Written exercise: Repeat all of the data precisely.
────────
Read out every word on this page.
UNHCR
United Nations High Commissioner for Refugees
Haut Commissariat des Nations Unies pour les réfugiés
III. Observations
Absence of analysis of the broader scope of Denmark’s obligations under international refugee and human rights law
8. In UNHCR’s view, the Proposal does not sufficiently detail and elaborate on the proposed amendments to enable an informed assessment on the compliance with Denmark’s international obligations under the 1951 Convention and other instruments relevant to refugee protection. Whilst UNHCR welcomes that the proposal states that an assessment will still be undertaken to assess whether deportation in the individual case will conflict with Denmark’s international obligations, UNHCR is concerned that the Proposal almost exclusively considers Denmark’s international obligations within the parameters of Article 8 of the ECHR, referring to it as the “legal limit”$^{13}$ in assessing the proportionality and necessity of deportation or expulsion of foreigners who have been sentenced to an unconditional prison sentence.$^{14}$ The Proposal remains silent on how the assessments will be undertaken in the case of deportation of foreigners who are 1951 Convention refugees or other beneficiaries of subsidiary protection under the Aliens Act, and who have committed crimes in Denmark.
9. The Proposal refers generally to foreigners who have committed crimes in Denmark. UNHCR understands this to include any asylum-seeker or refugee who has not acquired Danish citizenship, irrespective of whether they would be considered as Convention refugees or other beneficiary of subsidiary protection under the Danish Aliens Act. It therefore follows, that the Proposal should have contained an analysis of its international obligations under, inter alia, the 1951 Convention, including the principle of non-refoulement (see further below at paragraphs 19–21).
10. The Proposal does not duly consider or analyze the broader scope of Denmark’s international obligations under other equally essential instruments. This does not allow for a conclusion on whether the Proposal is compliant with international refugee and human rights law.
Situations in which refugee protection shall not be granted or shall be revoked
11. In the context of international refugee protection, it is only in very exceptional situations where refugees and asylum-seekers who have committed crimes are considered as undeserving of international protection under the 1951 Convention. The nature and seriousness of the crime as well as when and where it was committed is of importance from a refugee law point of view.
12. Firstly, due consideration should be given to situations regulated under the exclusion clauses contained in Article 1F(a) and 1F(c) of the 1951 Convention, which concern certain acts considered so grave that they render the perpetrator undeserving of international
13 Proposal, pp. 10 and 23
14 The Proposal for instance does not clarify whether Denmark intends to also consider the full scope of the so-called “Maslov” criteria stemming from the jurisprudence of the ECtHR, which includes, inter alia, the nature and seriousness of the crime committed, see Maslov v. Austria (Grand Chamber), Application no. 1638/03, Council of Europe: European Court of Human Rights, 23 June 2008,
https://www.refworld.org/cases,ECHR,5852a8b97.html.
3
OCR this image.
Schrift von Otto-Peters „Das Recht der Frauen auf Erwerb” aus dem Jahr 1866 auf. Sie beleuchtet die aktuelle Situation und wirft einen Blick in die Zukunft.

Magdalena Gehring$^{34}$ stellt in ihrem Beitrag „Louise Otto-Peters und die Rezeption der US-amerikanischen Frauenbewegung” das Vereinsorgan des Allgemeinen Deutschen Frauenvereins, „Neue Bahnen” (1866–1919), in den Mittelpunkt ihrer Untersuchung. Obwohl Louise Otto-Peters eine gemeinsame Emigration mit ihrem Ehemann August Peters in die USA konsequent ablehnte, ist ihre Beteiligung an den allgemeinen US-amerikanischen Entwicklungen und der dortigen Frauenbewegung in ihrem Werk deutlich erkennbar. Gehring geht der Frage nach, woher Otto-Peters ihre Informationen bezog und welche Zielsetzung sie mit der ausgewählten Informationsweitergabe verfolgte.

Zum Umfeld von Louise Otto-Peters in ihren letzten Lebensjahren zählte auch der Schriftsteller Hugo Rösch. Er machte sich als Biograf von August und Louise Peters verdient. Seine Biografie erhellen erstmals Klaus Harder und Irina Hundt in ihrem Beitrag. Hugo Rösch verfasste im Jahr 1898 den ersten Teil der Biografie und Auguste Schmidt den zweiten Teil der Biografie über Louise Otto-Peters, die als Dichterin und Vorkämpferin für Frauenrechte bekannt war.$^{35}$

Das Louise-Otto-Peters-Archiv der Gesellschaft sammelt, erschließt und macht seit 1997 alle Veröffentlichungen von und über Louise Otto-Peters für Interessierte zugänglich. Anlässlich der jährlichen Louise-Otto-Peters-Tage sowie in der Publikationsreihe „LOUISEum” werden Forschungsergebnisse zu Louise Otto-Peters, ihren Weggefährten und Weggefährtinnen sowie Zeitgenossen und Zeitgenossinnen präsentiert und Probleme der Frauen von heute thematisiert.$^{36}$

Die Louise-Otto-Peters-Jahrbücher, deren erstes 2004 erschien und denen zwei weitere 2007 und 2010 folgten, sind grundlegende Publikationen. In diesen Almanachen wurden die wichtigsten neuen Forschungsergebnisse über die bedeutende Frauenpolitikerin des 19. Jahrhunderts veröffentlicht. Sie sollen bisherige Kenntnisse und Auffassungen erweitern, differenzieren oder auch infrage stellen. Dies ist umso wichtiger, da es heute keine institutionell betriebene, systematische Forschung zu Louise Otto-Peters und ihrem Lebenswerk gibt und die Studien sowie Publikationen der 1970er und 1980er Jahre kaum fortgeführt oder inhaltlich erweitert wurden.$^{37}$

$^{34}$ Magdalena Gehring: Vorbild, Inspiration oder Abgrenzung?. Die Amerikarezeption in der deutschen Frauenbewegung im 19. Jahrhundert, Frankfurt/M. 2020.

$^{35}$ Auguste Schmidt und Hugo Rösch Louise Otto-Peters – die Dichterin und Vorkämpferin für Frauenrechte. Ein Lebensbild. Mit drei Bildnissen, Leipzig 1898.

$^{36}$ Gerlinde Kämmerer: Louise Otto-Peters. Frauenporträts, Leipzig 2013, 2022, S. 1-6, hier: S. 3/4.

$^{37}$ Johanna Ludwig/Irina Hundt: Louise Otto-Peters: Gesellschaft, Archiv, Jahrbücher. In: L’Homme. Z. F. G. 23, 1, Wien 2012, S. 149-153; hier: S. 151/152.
────────
Result below:
Read out every word on this page.
UNHCR
United Nations High Commissioner for Refugees
Haut Commissariat des Nations Unies pour les réfugiés
III. Observations
Absence of analysis of the broader scope of Denmark’s obligations under international refugee and human rights law
8. In UNHCR’s view, the Proposal does not sufficiently detail and elaborate on the proposed amendments to enable an informed assessment on the compliance with Denmark’s international obligations under the 1951 Convention and other instruments relevant to refugee protection. Whilst UNHCR welcomes that the proposal states that an assessment will still be undertaken to assess whether deportation in the individual case will conflict with Denmark’s international obligations, UNHCR is concerned that the Proposal almost exclusively considers Denmark’s international obligations within the parameters of Article 8 of the ECHR, referring to it as the “legal limit”$^{13}$ in assessing the proportionality and necessity of deportation or expulsion of foreigners who have been sentenced to an unconditional prison sentence.$^{14}$ The Proposal remains silent on how the assessments will be undertaken in the case of deportation of foreigners who are 1951 Convention refugees or other beneficiaries of subsidiary protection under the Aliens Act, and who have committed crimes in Denmark.
9. The Proposal refers generally to foreigners who have committed crimes in Denmark. UNHCR understands this to include any asylum-seeker or refugee who has not acquired Danish citizenship, irrespective of whether they would be considered as Convention refugees or other beneficiary of subsidiary protection under the Danish Aliens Act. It therefore follows, that the Proposal should have contained an analysis of its international obligations under, inter alia, the 1951 Convention, including the principle of non-refoulement (see further below at paragraphs 19–21).
10. The Proposal does not duly consider or analyze the broader scope of Denmark’s international obligations under other equally essential instruments. This does not allow for a conclusion on whether the Proposal is compliant with international refugee and human rights law.
Situations in which refugee protection shall not be granted or shall be revoked
11. In the context of international refugee protection, it is only in very exceptional situations where refugees and asylum-seekers who have committed crimes are considered as undeserving of international protection under the 1951 Convention. The nature and seriousness of the crime as well as when and where it was committed is of importance from a refugee law point of view.
12. Firstly, due consideration should be given to situations regulated under the exclusion clauses contained in Article 1F(a) and 1F(c) of the 1951 Convention, which concern certain acts considered so grave that they render the perpetrator undeserving of international
13 Proposal, pp. 10 and 23
14 The Proposal for instance does not clarify whether Denmark intends to also consider the full scope of the so-called “Maslov” criteria stemming from the jurisprudence of the ECtHR, which includes, inter alia, the nature and seriousness of the crime committed, see Maslov v. Austria (Grand Chamber), Application no. 1638/03, Council of Europe: European Court of Human Rights, 23 June 2008,
https://www.refworld.org/cases,ECHR,5852a8b97.html.
3
OCR this image.
Schrift von Otto-Peters „Das Recht der Frauen auf Erwerb” aus dem Jahr 1866 auf. Sie beleuchtet die aktuelle Situation und wirft einen Blick in die Zukunft.

Magdalena Gehring$^{34}$ stellt in ihrem Beitrag „Louise Otto-Peters und die Rezeption der US-amerikanischen Frauenbewegung” das Vereinsorgan des Allgemeinen Deutschen Frauenvereins, „Neue Bahnen” (1866–1919), in den Mittelpunkt ihrer Untersuchung. Obwohl Louise Otto-Peters eine gemeinsame Emigration mit ihrem Ehemann August Peters in die USA konsequent ablehnte, ist ihre Beteiligung an den allgemeinen US-amerikanischen Entwicklungen und der dortigen Frauenbewegung in ihrem Werk deutlich erkennbar. Gehring geht der Frage nach, woher Otto-Peters ihre Informationen bezog und welche Zielsetzung sie mit der ausgewählten Informationsweitergabe verfolgte.

Zum Umfeld von Louise Otto-Peters in ihren letzten Lebensjahren zählte auch der Schriftsteller Hugo Rösch. Er machte sich als Biograf von August und Louise Peters verdient. Seine Biografie erhellen erstmals Klaus Harder und Irina Hundt in ihrem Beitrag. Hugo Rösch verfasste im Jahr 1898 den ersten Teil der Biografie und Auguste Schmidt den zweiten Teil der Biografie über Louise Otto-Peters, die als Dichterin und Vorkämpferin für Frauenrechte bekannt war.$^{35}$

Das Louise-Otto-Peters-Archiv der Gesellschaft sammelt, erschließt und macht seit 1997 alle Veröffentlichungen von und über Louise Otto-Peters für Interessierte zugänglich. Anlässlich der jährlichen Louise-Otto-Peters-Tage sowie in der Publikationsreihe „LOUISEum” werden Forschungsergebnisse zu Louise Otto-Peters, ihren Weggefährten und Weggefährtinnen sowie Zeitgenossen und Zeitgenossinnen präsentiert und Probleme der Frauen von heute thematisiert.$^{36}$

Die Louise-Otto-Peters-Jahrbücher, deren erstes 2004 erschien und denen zwei weitere 2007 und 2010 folgten, sind grundlegende Publikationen. In diesen Almanachen wurden die wichtigsten neuen Forschungsergebnisse über die bedeutende Frauenpolitikerin des 19. Jahrhunderts veröffentlicht. Sie sollen bisherige Kenntnisse und Auffassungen erweitern, differenzieren oder auch infrage stellen. Dies ist umso wichtiger, da es heute keine institutionell betriebene, systematische Forschung zu Louise Otto-Peters und ihrem Lebenswerk gibt und die Studien sowie Publikationen der 1970er und 1980er Jahre kaum fortgeführt oder inhaltlich erweitert wurden.$^{37}$

$^{34}$ Magdalena Gehring: Vorbild, Inspiration oder Abgrenzung?. Die Amerikarezeption in der deutschen Frauenbewegung im 19. Jahrhundert, Frankfurt/M. 2020.

$^{35}$ Auguste Schmidt und Hugo Rösch Louise Otto-Peters – die Dichterin und Vorkämpferin für Frauenrechte. Ein Lebensbild. Mit drei Bildnissen, Leipzig 1898.

$^{36}$ Gerlinde Kämmerer: Louise Otto-Peters. Frauenporträts, Leipzig 2013, 2022, S. 1-6, hier: S. 3/4.

$^{37}$ Johanna Ludwig/Irina Hundt: Louise Otto-Peters: Gesellschaft, Archiv, Jahrbücher. In: L’Homme. Z. F. G. 23, 1, Wien 2012, S. 149-153; hier: S. 151/152.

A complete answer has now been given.